Dataset items
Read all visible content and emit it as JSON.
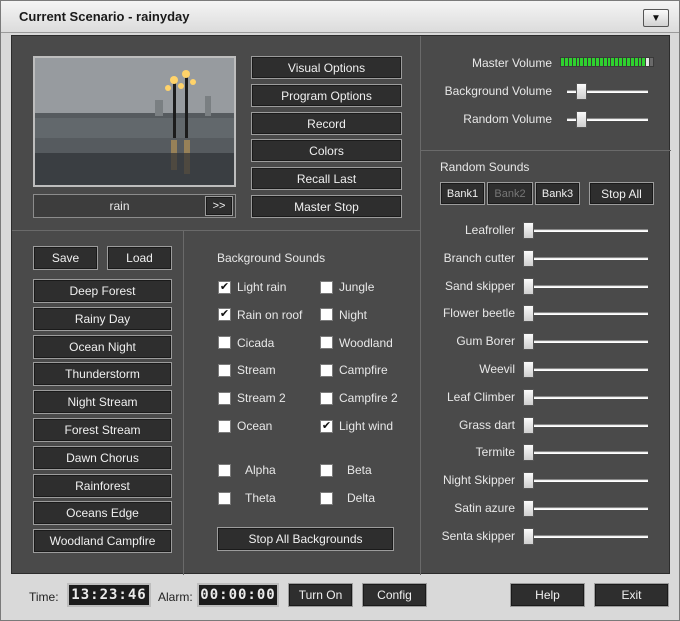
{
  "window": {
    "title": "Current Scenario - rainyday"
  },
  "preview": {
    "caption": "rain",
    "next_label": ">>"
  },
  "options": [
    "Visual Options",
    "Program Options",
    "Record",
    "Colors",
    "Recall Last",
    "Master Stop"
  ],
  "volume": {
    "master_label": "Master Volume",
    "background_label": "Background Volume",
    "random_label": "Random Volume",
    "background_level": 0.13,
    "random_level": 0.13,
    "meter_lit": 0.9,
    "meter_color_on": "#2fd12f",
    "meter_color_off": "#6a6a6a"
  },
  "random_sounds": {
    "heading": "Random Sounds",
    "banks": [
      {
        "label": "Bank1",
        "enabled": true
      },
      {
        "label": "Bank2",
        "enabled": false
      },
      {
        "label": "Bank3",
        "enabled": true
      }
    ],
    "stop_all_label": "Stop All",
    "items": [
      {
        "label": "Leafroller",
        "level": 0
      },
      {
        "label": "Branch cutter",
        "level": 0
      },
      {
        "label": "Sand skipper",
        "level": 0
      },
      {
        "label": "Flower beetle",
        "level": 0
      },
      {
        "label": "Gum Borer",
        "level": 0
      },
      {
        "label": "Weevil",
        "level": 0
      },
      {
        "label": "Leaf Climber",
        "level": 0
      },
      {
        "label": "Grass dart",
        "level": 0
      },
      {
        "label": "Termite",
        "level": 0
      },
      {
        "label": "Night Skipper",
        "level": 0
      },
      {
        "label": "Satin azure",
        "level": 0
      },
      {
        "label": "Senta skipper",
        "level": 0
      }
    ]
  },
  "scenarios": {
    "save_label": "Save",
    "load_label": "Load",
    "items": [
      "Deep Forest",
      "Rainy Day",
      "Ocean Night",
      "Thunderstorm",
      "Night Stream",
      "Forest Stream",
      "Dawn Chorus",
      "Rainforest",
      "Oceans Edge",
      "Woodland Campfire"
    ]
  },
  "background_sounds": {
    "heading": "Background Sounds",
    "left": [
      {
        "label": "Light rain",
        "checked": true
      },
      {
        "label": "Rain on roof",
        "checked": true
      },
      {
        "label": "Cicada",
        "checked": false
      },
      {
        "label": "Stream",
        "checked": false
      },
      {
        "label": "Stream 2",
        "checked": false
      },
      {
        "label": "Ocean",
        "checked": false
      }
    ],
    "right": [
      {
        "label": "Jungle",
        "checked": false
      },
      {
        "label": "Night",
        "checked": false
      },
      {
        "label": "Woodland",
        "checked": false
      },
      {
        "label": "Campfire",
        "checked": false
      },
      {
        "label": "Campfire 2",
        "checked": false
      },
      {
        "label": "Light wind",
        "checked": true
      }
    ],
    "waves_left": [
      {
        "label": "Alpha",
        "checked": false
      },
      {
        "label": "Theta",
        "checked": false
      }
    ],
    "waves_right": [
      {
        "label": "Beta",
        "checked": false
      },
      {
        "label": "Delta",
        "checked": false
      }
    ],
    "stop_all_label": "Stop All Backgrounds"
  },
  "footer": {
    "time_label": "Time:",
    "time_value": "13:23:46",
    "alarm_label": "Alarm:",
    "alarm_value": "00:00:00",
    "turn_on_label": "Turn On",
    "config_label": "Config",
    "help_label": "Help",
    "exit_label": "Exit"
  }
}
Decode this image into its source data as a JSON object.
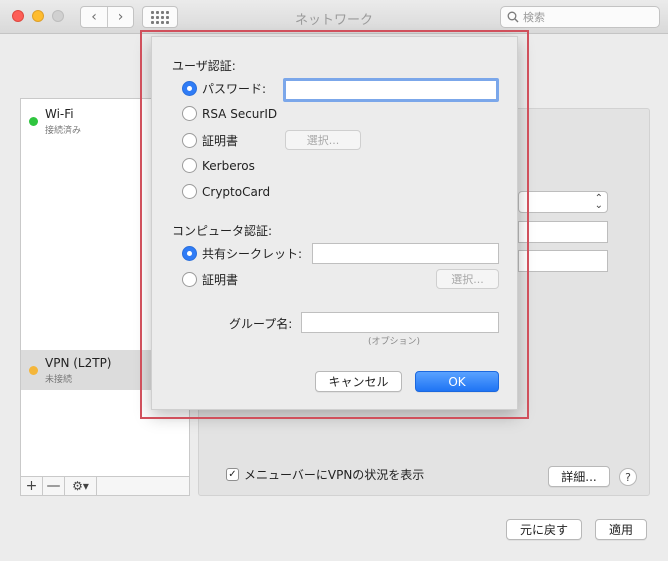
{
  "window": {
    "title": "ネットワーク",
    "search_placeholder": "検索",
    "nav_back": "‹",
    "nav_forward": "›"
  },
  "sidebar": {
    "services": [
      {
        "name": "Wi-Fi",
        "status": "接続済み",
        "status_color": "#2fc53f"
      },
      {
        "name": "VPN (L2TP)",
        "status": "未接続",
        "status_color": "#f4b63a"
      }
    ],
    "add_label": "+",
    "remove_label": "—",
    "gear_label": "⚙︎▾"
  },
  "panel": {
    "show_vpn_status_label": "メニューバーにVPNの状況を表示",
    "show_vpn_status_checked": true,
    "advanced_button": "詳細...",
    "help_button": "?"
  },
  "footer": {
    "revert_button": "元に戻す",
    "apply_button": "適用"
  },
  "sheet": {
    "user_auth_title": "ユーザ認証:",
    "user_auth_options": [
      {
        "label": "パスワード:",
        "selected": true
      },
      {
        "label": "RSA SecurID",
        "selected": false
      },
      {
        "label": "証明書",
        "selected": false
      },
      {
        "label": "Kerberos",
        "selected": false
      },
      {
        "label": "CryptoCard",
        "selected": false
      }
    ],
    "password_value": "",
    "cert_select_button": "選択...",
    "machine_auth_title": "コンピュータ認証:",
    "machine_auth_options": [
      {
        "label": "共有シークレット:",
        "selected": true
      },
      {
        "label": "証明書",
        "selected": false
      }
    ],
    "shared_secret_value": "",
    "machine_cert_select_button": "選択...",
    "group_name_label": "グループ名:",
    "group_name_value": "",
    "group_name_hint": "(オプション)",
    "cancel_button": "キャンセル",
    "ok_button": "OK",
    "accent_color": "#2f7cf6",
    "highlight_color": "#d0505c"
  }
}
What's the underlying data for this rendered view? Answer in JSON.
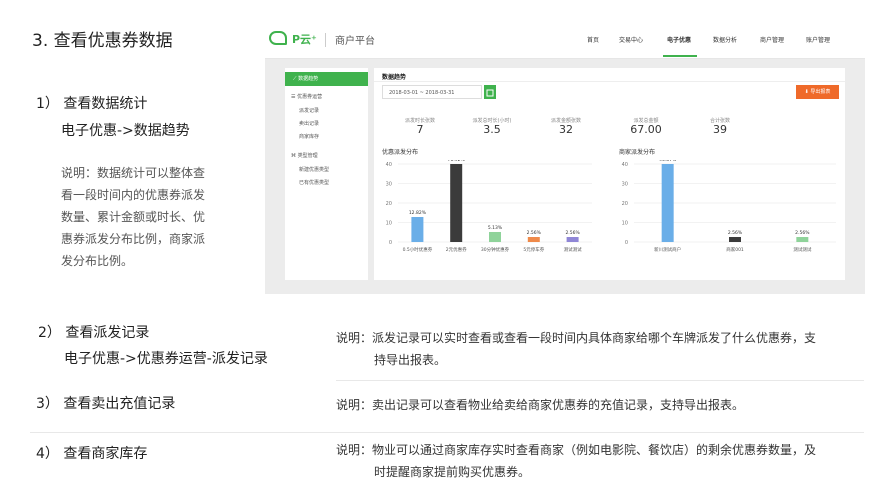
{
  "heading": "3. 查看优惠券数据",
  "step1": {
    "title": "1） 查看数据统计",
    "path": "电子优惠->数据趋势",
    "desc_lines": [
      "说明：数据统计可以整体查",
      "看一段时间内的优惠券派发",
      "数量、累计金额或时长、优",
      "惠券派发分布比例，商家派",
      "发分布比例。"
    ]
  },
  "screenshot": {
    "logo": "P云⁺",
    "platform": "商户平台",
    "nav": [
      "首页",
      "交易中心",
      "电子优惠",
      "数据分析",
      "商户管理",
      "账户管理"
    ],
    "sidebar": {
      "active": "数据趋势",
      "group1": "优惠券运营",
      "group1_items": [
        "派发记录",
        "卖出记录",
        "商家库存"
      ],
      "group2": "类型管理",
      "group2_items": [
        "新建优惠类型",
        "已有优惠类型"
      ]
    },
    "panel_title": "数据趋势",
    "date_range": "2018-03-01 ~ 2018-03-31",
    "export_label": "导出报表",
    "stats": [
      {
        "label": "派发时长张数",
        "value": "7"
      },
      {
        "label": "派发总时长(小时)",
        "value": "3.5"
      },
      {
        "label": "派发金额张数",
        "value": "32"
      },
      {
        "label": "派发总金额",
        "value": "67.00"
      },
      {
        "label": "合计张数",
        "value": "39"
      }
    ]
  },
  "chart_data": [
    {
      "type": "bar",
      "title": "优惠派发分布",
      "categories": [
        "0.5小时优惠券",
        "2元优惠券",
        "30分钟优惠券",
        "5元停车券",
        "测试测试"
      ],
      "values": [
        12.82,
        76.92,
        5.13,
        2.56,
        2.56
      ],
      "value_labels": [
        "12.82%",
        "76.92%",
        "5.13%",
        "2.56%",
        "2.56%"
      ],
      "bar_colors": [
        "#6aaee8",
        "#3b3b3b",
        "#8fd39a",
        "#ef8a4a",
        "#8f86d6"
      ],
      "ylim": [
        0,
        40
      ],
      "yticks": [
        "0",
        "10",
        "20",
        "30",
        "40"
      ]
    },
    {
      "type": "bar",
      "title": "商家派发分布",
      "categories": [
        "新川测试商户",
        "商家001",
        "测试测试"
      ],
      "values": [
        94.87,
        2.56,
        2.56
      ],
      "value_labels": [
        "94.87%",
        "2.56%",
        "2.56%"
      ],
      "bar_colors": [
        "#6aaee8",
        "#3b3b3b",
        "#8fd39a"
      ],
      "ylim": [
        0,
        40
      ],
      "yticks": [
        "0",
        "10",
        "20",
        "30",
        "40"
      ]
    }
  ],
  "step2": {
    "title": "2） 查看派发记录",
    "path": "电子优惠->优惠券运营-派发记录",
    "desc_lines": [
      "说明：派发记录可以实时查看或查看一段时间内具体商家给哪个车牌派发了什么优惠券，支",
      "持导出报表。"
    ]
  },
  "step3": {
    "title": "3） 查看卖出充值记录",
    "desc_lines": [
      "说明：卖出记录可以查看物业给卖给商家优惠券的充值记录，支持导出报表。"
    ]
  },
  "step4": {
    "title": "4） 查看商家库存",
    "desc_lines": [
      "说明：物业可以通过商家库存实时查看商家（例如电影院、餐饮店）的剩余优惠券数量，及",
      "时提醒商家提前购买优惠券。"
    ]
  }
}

--

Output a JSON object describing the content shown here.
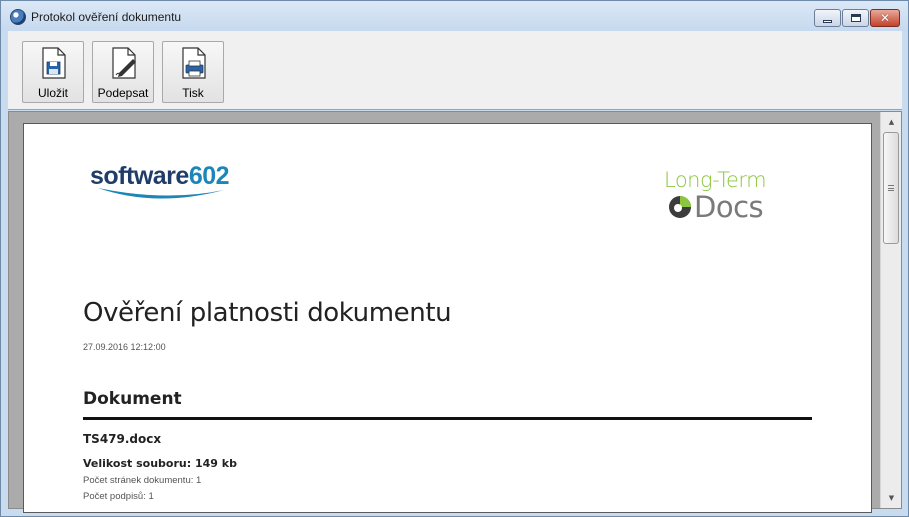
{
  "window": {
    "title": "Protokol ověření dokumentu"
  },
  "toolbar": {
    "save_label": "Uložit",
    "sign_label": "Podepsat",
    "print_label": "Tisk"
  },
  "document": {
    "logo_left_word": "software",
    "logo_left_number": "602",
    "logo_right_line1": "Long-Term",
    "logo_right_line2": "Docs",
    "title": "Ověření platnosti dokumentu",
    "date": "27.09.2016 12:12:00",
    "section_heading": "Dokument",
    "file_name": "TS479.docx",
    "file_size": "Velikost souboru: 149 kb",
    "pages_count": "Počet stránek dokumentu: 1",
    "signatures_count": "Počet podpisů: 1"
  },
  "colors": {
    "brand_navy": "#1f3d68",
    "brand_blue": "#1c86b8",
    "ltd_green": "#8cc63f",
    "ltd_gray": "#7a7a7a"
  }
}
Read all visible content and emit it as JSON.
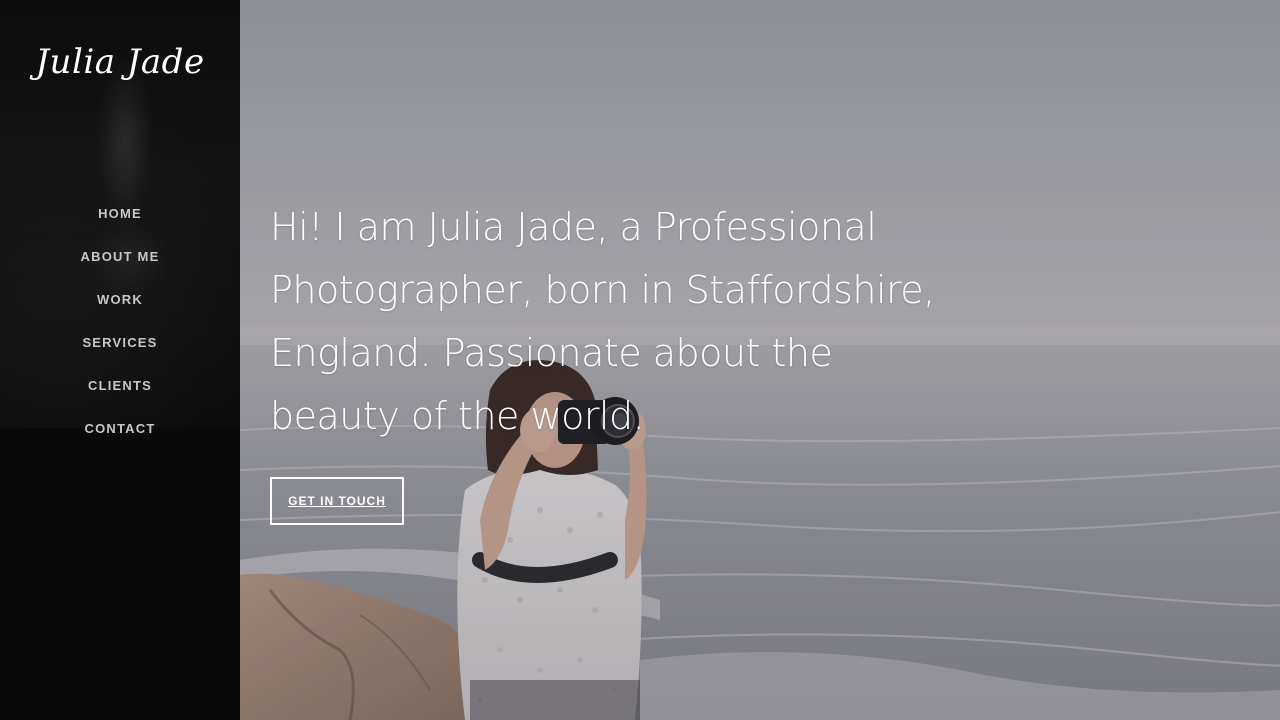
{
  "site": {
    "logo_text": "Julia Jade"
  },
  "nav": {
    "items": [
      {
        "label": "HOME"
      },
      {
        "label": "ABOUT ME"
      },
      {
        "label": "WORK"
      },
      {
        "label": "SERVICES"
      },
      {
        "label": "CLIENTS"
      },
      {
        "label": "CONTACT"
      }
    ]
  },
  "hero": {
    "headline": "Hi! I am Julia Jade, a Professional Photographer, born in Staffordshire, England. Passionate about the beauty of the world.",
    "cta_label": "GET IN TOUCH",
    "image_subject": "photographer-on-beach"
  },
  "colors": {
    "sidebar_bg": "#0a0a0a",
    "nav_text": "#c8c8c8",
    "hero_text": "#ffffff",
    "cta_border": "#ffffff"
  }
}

■ TASK INSTRUCTIONS
Above are records; say how many of their lines contain the word "电子优惠", giving only the number.

■ RESULT FOR THIS TASK
3